Print each line exactly as it is given.

=-=-=-=-=

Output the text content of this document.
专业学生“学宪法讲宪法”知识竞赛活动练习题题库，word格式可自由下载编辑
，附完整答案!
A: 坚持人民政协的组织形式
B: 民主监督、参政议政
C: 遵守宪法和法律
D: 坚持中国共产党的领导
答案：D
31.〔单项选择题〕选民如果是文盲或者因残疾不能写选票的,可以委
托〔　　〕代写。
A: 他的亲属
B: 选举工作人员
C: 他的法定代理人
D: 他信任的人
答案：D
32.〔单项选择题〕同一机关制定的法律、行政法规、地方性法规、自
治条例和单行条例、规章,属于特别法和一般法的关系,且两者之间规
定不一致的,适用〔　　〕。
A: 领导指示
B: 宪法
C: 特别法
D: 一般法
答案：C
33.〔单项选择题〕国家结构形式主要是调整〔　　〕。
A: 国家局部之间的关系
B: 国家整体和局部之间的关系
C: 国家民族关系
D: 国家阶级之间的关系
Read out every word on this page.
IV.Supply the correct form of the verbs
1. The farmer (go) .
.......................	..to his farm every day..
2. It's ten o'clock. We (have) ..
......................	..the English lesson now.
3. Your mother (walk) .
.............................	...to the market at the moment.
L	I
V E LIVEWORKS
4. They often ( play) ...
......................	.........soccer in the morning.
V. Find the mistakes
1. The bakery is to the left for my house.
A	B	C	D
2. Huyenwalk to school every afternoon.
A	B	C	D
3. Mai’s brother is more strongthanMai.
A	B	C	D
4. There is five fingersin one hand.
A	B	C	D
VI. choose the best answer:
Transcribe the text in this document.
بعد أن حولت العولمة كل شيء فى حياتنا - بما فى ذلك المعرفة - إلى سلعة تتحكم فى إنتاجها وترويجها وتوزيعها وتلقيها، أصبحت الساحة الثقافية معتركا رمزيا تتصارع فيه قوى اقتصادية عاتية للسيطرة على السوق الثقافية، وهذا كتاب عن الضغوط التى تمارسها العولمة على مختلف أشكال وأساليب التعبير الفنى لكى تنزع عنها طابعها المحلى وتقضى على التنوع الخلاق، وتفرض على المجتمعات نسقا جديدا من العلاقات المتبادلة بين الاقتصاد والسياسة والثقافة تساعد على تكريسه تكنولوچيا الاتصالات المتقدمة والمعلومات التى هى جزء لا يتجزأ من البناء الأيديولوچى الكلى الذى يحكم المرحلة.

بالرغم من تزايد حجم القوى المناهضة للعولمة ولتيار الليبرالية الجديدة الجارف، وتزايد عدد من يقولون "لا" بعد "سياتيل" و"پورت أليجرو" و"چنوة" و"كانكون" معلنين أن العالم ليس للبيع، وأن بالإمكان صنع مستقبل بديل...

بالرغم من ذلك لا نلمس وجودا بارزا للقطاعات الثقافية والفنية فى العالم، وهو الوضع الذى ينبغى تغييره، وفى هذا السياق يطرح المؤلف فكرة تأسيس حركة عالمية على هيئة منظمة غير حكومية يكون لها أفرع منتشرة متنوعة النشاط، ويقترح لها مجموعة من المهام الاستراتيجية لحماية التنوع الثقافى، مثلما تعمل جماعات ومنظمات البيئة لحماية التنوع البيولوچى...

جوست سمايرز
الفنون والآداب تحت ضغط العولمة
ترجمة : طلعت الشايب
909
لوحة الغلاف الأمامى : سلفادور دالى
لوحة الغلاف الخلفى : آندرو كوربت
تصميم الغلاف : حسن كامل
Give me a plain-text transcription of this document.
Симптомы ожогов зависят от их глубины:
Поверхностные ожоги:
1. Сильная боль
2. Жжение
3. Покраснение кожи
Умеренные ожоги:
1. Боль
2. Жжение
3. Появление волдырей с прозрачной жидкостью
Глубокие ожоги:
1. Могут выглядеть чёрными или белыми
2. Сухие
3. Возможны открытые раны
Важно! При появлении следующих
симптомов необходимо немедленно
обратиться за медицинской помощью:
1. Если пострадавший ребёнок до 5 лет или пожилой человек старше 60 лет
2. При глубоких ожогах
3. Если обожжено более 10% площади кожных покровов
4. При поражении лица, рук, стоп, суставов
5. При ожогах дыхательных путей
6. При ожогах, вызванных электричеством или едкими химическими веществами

=-=-=-=-=

Exercise solution:
Output the text content of this document.
专业学生“学宪法讲宪法”知识竞赛活动练习题题库，word格式可自由下载编辑
，附完整答案!
A: 坚持人民政协的组织形式
B: 民主监督、参政议政
C: 遵守宪法和法律
D: 坚持中国共产党的领导
答案：D
31.〔单项选择题〕选民如果是文盲或者因残疾不能写选票的,可以委
托〔　　〕代写。
A: 他的亲属
B: 选举工作人员
C: 他的法定代理人
D: 他信任的人
答案：D
32.〔单项选择题〕同一机关制定的法律、行政法规、地方性法规、自
治条例和单行条例、规章,属于特别法和一般法的关系,且两者之间规
定不一致的,适用〔　　〕。
A: 领导指示
B: 宪法
C: 特别法
D: 一般法
答案：C
33.〔单项选择题〕国家结构形式主要是调整〔　　〕。
A: 国家局部之间的关系
B: 国家整体和局部之间的关系
C: 国家民族关系
D: 国家阶级之间的关系
Read out every word on this page.
IV.Supply the correct form of the verbs
1. The farmer (go) .
.......................	..to his farm every day..
2. It's ten o'clock. We (have) ..
......................	..the English lesson now.
3. Your mother (walk) .
.............................	...to the market at the moment.
L	I
V E LIVEWORKS
4. They often ( play) ...
......................	.........soccer in the morning.
V. Find the mistakes
1. The bakery is to the left for my house.
A	B	C	D
2. Huyenwalk to school every afternoon.
A	B	C	D
3. Mai’s brother is more strongthanMai.
A	B	C	D
4. There is five fingersin one hand.
A	B	C	D
VI. choose the best answer:
Transcribe the text in this document.
بعد أن حولت العولمة كل شيء فى حياتنا - بما فى ذلك المعرفة - إلى سلعة تتحكم فى إنتاجها وترويجها وتوزيعها وتلقيها، أصبحت الساحة الثقافية معتركا رمزيا تتصارع فيه قوى اقتصادية عاتية للسيطرة على السوق الثقافية، وهذا كتاب عن الضغوط التى تمارسها العولمة على مختلف أشكال وأساليب التعبير الفنى لكى تنزع عنها طابعها المحلى وتقضى على التنوع الخلاق، وتفرض على المجتمعات نسقا جديدا من العلاقات المتبادلة بين الاقتصاد والسياسة والثقافة تساعد على تكريسه تكنولوچيا الاتصالات المتقدمة والمعلومات التى هى جزء لا يتجزأ من البناء الأيديولوچى الكلى الذى يحكم المرحلة.

بالرغم من تزايد حجم القوى المناهضة للعولمة ولتيار الليبرالية الجديدة الجارف، وتزايد عدد من يقولون "لا" بعد "سياتيل" و"پورت أليجرو" و"چنوة" و"كانكون" معلنين أن العالم ليس للبيع، وأن بالإمكان صنع مستقبل بديل...

بالرغم من ذلك لا نلمس وجودا بارزا للقطاعات الثقافية والفنية فى العالم، وهو الوضع الذى ينبغى تغييره، وفى هذا السياق يطرح المؤلف فكرة تأسيس حركة عالمية على هيئة منظمة غير حكومية يكون لها أفرع منتشرة متنوعة النشاط، ويقترح لها مجموعة من المهام الاستراتيجية لحماية التنوع الثقافى، مثلما تعمل جماعات ومنظمات البيئة لحماية التنوع البيولوچى...

جوست سمايرز
الفنون والآداب تحت ضغط العولمة
ترجمة : طلعت الشايب
909
لوحة الغلاف الأمامى : سلفادور دالى
لوحة الغلاف الخلفى : آندرو كوربت
تصميم الغلاف : حسن كامل
Give me a plain-text transcription of this document.
Симптомы ожогов зависят от их глубины:
Поверхностные ожоги:
1. Сильная боль
2. Жжение
3. Покраснение кожи
Умеренные ожоги:
1. Боль
2. Жжение
3. Появление волдырей с прозрачной жидкостью
Глубокие ожоги:
1. Могут выглядеть чёрными или белыми
2. Сухие
3. Возможны открытые раны
Важно! При появлении следующих
симптомов необходимо немедленно
обратиться за медицинской помощью:
1. Если пострадавший ребёнок до 5 лет или пожилой человек старше 60 лет
2. При глубоких ожогах
3. Если обожжено более 10% площади кожных покровов
4. При поражении лица, рук, стоп, суставов
5. При ожогах дыхательных путей
6. При ожогах, вызванных электричеством или едкими химическими веществами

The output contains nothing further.